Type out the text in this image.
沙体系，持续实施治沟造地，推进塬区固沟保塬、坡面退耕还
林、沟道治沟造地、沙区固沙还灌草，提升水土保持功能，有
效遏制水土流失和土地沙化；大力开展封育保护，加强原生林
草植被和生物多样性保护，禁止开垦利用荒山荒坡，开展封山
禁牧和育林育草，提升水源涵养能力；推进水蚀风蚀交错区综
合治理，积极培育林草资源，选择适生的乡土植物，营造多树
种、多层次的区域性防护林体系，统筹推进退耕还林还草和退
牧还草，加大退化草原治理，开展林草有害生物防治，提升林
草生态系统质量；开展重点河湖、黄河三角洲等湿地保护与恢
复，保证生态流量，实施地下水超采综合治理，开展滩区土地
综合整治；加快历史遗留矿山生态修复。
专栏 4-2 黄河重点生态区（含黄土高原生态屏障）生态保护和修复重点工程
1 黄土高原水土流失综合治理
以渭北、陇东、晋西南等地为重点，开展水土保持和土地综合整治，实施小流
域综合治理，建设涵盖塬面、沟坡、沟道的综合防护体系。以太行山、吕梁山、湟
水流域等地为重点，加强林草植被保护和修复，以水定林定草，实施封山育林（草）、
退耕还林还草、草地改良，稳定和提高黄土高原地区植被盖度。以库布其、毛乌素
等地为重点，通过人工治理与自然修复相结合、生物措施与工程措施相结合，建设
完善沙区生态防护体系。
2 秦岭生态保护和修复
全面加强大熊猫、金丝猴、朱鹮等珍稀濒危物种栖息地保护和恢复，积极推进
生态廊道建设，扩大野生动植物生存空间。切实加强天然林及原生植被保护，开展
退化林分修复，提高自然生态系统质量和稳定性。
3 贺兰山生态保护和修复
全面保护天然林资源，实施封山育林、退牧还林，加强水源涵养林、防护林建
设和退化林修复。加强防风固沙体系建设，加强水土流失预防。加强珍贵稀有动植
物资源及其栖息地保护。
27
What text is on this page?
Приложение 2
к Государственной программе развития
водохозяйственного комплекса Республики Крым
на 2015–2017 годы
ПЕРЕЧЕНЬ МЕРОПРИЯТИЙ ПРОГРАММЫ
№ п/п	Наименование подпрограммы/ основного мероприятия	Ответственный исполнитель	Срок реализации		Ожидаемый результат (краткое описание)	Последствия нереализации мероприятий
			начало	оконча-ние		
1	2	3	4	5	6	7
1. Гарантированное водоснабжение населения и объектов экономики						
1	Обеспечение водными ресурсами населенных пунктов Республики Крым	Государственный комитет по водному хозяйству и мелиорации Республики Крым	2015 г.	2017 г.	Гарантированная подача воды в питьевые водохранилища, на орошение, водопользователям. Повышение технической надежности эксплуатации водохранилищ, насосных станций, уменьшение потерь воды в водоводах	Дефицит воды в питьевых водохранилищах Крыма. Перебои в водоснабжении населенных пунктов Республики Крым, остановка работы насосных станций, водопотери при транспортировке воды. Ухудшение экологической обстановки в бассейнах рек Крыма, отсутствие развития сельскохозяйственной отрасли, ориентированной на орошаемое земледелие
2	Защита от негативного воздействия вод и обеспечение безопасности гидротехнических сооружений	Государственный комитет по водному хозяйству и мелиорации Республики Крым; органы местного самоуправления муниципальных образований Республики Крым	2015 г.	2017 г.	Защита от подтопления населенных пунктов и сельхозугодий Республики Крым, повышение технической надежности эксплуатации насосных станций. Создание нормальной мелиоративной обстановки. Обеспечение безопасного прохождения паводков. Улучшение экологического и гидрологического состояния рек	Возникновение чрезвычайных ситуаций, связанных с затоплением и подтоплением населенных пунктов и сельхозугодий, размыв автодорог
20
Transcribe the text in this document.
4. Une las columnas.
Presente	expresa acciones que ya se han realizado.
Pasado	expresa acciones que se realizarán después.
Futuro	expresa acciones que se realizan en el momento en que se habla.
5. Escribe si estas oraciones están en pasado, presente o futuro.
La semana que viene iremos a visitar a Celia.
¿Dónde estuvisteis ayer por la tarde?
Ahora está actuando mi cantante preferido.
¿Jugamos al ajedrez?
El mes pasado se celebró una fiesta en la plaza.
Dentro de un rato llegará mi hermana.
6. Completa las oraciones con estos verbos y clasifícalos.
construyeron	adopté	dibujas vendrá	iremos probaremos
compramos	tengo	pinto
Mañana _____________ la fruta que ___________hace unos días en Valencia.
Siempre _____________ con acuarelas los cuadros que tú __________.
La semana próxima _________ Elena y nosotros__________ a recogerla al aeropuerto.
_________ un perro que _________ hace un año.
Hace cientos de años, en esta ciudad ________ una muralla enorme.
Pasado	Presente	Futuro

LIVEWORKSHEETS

^^^^^^^^

→ SET PROBLEM
Return all of the entries word for word.

→ WORKED ANSWER
Type out the text in this image.
沙体系，持续实施治沟造地，推进塬区固沟保塬、坡面退耕还
林、沟道治沟造地、沙区固沙还灌草，提升水土保持功能，有
效遏制水土流失和土地沙化；大力开展封育保护，加强原生林
草植被和生物多样性保护，禁止开垦利用荒山荒坡，开展封山
禁牧和育林育草，提升水源涵养能力；推进水蚀风蚀交错区综
合治理，积极培育林草资源，选择适生的乡土植物，营造多树
种、多层次的区域性防护林体系，统筹推进退耕还林还草和退
牧还草，加大退化草原治理，开展林草有害生物防治，提升林
草生态系统质量；开展重点河湖、黄河三角洲等湿地保护与恢
复，保证生态流量，实施地下水超采综合治理，开展滩区土地
综合整治；加快历史遗留矿山生态修复。
专栏 4-2 黄河重点生态区（含黄土高原生态屏障）生态保护和修复重点工程
1 黄土高原水土流失综合治理
以渭北、陇东、晋西南等地为重点，开展水土保持和土地综合整治，实施小流
域综合治理，建设涵盖塬面、沟坡、沟道的综合防护体系。以太行山、吕梁山、湟
水流域等地为重点，加强林草植被保护和修复，以水定林定草，实施封山育林（草）、
退耕还林还草、草地改良，稳定和提高黄土高原地区植被盖度。以库布其、毛乌素
等地为重点，通过人工治理与自然修复相结合、生物措施与工程措施相结合，建设
完善沙区生态防护体系。
2 秦岭生态保护和修复
全面加强大熊猫、金丝猴、朱鹮等珍稀濒危物种栖息地保护和恢复，积极推进
生态廊道建设，扩大野生动植物生存空间。切实加强天然林及原生植被保护，开展
退化林分修复，提高自然生态系统质量和稳定性。
3 贺兰山生态保护和修复
全面保护天然林资源，实施封山育林、退牧还林，加强水源涵养林、防护林建
设和退化林修复。加强防风固沙体系建设，加强水土流失预防。加强珍贵稀有动植
物资源及其栖息地保护。
27
What text is on this page?
Приложение 2
к Государственной программе развития
водохозяйственного комплекса Республики Крым
на 2015–2017 годы
ПЕРЕЧЕНЬ МЕРОПРИЯТИЙ ПРОГРАММЫ
№ п/п	Наименование подпрограммы/ основного мероприятия	Ответственный исполнитель	Срок реализации		Ожидаемый результат (краткое описание)	Последствия нереализации мероприятий
			начало	оконча-ние		
1	2	3	4	5	6	7
1. Гарантированное водоснабжение населения и объектов экономики						
1	Обеспечение водными ресурсами населенных пунктов Республики Крым	Государственный комитет по водному хозяйству и мелиорации Республики Крым	2015 г.	2017 г.	Гарантированная подача воды в питьевые водохранилища, на орошение, водопользователям. Повышение технической надежности эксплуатации водохранилищ, насосных станций, уменьшение потерь воды в водоводах	Дефицит воды в питьевых водохранилищах Крыма. Перебои в водоснабжении населенных пунктов Республики Крым, остановка работы насосных станций, водопотери при транспортировке воды. Ухудшение экологической обстановки в бассейнах рек Крыма, отсутствие развития сельскохозяйственной отрасли, ориентированной на орошаемое земледелие
2	Защита от негативного воздействия вод и обеспечение безопасности гидротехнических сооружений	Государственный комитет по водному хозяйству и мелиорации Республики Крым; органы местного самоуправления муниципальных образований Республики Крым	2015 г.	2017 г.	Защита от подтопления населенных пунктов и сельхозугодий Республики Крым, повышение технической надежности эксплуатации насосных станций. Создание нормальной мелиоративной обстановки. Обеспечение безопасного прохождения паводков. Улучшение экологического и гидрологического состояния рек	Возникновение чрезвычайных ситуаций, связанных с затоплением и подтоплением населенных пунктов и сельхозугодий, размыв автодорог
20
Transcribe the text in this document.
4. Une las columnas.
Presente	expresa acciones que ya se han realizado.
Pasado	expresa acciones que se realizarán después.
Futuro	expresa acciones que se realizan en el momento en que se habla.
5. Escribe si estas oraciones están en pasado, presente o futuro.
La semana que viene iremos a visitar a Celia.
¿Dónde estuvisteis ayer por la tarde?
Ahora está actuando mi cantante preferido.
¿Jugamos al ajedrez?
El mes pasado se celebró una fiesta en la plaza.
Dentro de un rato llegará mi hermana.
6. Completa las oraciones con estos verbos y clasifícalos.
construyeron	adopté	dibujas vendrá	iremos probaremos
compramos	tengo	pinto
Mañana _____________ la fruta que ___________hace unos días en Valencia.
Siempre _____________ con acuarelas los cuadros que tú __________.
La semana próxima _________ Elena y nosotros__________ a recogerla al aeropuerto.
_________ un perro que _________ hace un año.
Hace cientos de años, en esta ciudad ________ una muralla enorme.
Pasado	Presente	Futuro

LIVEWORKSHEETS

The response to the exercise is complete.